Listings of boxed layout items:
(begin)
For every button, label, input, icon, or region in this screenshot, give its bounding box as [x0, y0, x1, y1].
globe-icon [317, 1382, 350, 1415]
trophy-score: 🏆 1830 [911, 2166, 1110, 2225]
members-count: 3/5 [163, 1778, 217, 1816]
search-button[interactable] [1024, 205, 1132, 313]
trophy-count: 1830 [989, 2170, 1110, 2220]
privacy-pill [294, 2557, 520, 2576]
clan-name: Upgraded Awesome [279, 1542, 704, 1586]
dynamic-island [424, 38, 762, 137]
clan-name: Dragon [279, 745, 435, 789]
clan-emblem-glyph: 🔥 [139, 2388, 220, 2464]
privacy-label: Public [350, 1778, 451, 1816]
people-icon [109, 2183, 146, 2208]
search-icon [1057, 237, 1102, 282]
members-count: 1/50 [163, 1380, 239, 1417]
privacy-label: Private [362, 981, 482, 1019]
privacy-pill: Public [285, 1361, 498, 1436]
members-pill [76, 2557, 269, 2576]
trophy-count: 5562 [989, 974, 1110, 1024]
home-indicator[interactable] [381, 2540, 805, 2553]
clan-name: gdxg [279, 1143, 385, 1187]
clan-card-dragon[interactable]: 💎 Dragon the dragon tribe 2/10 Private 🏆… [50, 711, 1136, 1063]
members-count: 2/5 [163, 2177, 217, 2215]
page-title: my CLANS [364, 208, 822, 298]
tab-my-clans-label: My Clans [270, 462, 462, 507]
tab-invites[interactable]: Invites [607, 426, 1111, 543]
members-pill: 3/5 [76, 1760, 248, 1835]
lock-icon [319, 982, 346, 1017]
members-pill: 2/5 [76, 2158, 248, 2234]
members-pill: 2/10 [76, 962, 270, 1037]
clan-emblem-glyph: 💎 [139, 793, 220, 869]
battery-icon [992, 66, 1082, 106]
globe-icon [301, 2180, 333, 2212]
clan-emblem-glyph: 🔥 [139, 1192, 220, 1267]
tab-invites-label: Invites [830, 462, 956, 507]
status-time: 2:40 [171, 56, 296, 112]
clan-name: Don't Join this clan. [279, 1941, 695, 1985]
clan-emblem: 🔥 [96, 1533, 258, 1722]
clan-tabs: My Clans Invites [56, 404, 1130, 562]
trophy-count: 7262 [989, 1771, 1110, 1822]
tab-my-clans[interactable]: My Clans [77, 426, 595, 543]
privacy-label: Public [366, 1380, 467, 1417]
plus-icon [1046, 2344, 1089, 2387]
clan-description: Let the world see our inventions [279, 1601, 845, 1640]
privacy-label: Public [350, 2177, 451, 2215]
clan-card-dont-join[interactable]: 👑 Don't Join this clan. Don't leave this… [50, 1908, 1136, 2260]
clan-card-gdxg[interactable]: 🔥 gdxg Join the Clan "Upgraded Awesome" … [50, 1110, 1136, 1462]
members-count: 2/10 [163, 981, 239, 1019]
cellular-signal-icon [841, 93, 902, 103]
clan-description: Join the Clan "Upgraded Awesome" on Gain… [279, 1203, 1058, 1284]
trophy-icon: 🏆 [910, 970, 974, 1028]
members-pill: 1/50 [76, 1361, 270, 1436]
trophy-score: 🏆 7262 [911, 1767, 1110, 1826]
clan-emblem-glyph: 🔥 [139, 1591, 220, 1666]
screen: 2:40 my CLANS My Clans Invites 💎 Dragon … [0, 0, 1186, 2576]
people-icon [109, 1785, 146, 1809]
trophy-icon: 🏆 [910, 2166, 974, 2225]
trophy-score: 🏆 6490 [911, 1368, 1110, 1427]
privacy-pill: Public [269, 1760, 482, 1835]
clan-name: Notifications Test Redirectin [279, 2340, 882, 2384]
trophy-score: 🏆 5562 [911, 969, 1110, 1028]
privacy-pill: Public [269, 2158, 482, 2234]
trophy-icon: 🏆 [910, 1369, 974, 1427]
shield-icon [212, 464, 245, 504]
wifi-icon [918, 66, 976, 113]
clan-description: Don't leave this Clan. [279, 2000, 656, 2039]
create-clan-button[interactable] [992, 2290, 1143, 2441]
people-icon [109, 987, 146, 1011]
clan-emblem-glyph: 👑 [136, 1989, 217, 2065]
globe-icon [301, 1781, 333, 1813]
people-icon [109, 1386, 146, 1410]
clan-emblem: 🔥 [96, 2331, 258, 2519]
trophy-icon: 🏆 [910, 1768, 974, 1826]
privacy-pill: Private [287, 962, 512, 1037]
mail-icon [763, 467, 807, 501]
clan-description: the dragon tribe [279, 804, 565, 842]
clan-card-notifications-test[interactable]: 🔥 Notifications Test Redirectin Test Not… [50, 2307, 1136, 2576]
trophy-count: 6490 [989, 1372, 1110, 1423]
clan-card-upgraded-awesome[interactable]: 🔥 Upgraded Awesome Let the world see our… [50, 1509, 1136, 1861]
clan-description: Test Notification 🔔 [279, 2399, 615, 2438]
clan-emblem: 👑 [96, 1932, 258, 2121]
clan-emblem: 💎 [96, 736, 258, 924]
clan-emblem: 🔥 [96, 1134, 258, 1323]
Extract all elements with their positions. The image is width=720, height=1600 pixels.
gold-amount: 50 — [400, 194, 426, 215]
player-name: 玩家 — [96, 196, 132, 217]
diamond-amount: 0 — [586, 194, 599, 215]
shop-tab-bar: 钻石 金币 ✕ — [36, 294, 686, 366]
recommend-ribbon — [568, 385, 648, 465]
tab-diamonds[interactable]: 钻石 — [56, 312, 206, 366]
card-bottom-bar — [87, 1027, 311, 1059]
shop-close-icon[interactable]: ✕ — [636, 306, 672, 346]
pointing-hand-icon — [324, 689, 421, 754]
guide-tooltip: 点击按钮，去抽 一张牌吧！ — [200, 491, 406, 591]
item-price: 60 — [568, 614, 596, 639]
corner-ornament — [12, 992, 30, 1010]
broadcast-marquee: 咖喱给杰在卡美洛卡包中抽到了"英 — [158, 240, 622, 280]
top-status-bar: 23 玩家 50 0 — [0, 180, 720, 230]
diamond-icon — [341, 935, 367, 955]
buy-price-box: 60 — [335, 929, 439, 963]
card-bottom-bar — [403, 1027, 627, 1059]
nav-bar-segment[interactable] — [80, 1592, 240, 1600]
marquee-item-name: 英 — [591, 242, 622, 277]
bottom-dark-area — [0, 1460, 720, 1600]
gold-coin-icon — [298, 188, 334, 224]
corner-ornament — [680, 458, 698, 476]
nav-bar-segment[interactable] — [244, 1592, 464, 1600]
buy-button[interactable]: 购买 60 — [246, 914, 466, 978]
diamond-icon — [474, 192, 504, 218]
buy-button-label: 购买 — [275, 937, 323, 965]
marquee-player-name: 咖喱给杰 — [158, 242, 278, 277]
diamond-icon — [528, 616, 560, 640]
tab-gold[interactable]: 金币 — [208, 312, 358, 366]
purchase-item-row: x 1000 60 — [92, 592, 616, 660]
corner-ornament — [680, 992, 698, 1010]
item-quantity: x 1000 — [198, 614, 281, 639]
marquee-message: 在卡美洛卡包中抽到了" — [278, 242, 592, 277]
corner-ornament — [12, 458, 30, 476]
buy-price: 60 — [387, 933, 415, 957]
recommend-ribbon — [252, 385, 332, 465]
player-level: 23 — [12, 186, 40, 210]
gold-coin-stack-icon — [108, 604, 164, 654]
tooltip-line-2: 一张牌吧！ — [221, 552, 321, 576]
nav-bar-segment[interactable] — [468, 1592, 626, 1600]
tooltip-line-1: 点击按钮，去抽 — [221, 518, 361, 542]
(end)
Please show every line of the material above that contains the string "this", treating uppercase and lowercase as different.

# EXPECTED ANSWER
For every button, label, input, icon, or region in this screenshot, give its bounding box as [x0, y0, x1, y1].
clan-name: Don't Join this clan. [279, 1941, 695, 1985]
clan-card-dont-join[interactable]: 👑 Don't Join this clan. Don't leave this… [50, 1908, 1136, 2260]
clan-description: Don't leave this Clan. [279, 2000, 656, 2039]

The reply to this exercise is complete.